• [WHAT YOU NEED TO DO] Exclude any images and output the remaining records exactly.
....
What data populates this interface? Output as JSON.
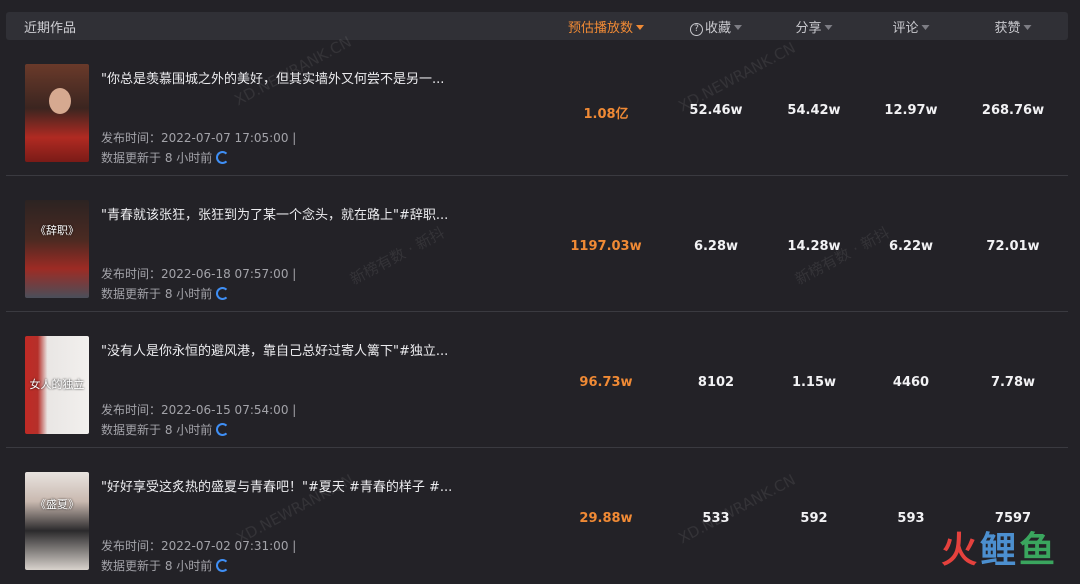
{
  "header": {
    "title": "近期作品",
    "columns": [
      {
        "label": "预估播放数",
        "active": true,
        "help": false
      },
      {
        "label": "收藏",
        "active": false,
        "help": true
      },
      {
        "label": "分享",
        "active": false,
        "help": false
      },
      {
        "label": "评论",
        "active": false,
        "help": false
      },
      {
        "label": "获赞",
        "active": false,
        "help": false
      }
    ]
  },
  "rows": [
    {
      "caption": "\"你总是羡慕围城之外的美好，但其实墙外又何尝不是另一...",
      "publish": "发布时间：2022-07-07 17:05:00  |",
      "updated": "数据更新于 8 小时前",
      "thumb_text": "",
      "plays": "1.08亿",
      "favorites": "52.46w",
      "shares": "54.42w",
      "comments": "12.97w",
      "likes": "268.76w"
    },
    {
      "caption": "\"青春就该张狂，张狂到为了某一个念头，就在路上\"#辞职...",
      "publish": "发布时间：2022-06-18 07:57:00  |",
      "updated": "数据更新于 8 小时前",
      "thumb_text": "《辞职》",
      "plays": "1197.03w",
      "favorites": "6.28w",
      "shares": "14.28w",
      "comments": "6.22w",
      "likes": "72.01w"
    },
    {
      "caption": "\"没有人是你永恒的避风港，靠自己总好过寄人篱下\"#独立...",
      "publish": "发布时间：2022-06-15 07:54:00  |",
      "updated": "数据更新于 8 小时前",
      "thumb_text": "女人的独立",
      "plays": "96.73w",
      "favorites": "8102",
      "shares": "1.15w",
      "comments": "4460",
      "likes": "7.78w"
    },
    {
      "caption": "\"好好享受这炙热的盛夏与青春吧！\"#夏天 #青春的样子 #...",
      "publish": "发布时间：2022-07-02 07:31:00  |",
      "updated": "数据更新于 8 小时前",
      "thumb_text": "《盛夏》",
      "plays": "29.88w",
      "favorites": "533",
      "shares": "592",
      "comments": "593",
      "likes": "7597"
    }
  ],
  "watermarks": [
    "XD.NEWRANK.CN",
    "XD.NEWRANK.CN",
    "新榜有数 · 新抖",
    "新榜有数 · 新抖",
    "XD.NEWRANK.CN",
    "XD.NEWRANK.CN"
  ],
  "brand": {
    "c1": "火",
    "c2": "鲤",
    "c3": "鱼"
  },
  "colors": {
    "accent": "#f08a35",
    "background": "#232227",
    "refresh": "#3f8ff5"
  }
}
....
• [TASK RESULT]
What data populates this interface? Output as JSON.
{
  "header": {
    "title": "近期作品",
    "columns": [
      {
        "label": "预估播放数",
        "active": true,
        "help": false
      },
      {
        "label": "收藏",
        "active": false,
        "help": true
      },
      {
        "label": "分享",
        "active": false,
        "help": false
      },
      {
        "label": "评论",
        "active": false,
        "help": false
      },
      {
        "label": "获赞",
        "active": false,
        "help": false
      }
    ]
  },
  "rows": [
    {
      "caption": "\"你总是羡慕围城之外的美好，但其实墙外又何尝不是另一...",
      "publish": "发布时间：2022-07-07 17:05:00  |",
      "updated": "数据更新于 8 小时前",
      "thumb_text": "",
      "plays": "1.08亿",
      "favorites": "52.46w",
      "shares": "54.42w",
      "comments": "12.97w",
      "likes": "268.76w"
    },
    {
      "caption": "\"青春就该张狂，张狂到为了某一个念头，就在路上\"#辞职...",
      "publish": "发布时间：2022-06-18 07:57:00  |",
      "updated": "数据更新于 8 小时前",
      "thumb_text": "《辞职》",
      "plays": "1197.03w",
      "favorites": "6.28w",
      "shares": "14.28w",
      "comments": "6.22w",
      "likes": "72.01w"
    },
    {
      "caption": "\"没有人是你永恒的避风港，靠自己总好过寄人篱下\"#独立...",
      "publish": "发布时间：2022-06-15 07:54:00  |",
      "updated": "数据更新于 8 小时前",
      "thumb_text": "女人的独立",
      "plays": "96.73w",
      "favorites": "8102",
      "shares": "1.15w",
      "comments": "4460",
      "likes": "7.78w"
    },
    {
      "caption": "\"好好享受这炙热的盛夏与青春吧！\"#夏天 #青春的样子 #...",
      "publish": "发布时间：2022-07-02 07:31:00  |",
      "updated": "数据更新于 8 小时前",
      "thumb_text": "《盛夏》",
      "plays": "29.88w",
      "favorites": "533",
      "shares": "592",
      "comments": "593",
      "likes": "7597"
    }
  ],
  "watermarks": [
    "XD.NEWRANK.CN",
    "XD.NEWRANK.CN",
    "新榜有数 · 新抖",
    "新榜有数 · 新抖",
    "XD.NEWRANK.CN",
    "XD.NEWRANK.CN"
  ],
  "brand": {
    "c1": "火",
    "c2": "鲤",
    "c3": "鱼"
  },
  "colors": {
    "accent": "#f08a35",
    "background": "#232227",
    "refresh": "#3f8ff5"
  }
}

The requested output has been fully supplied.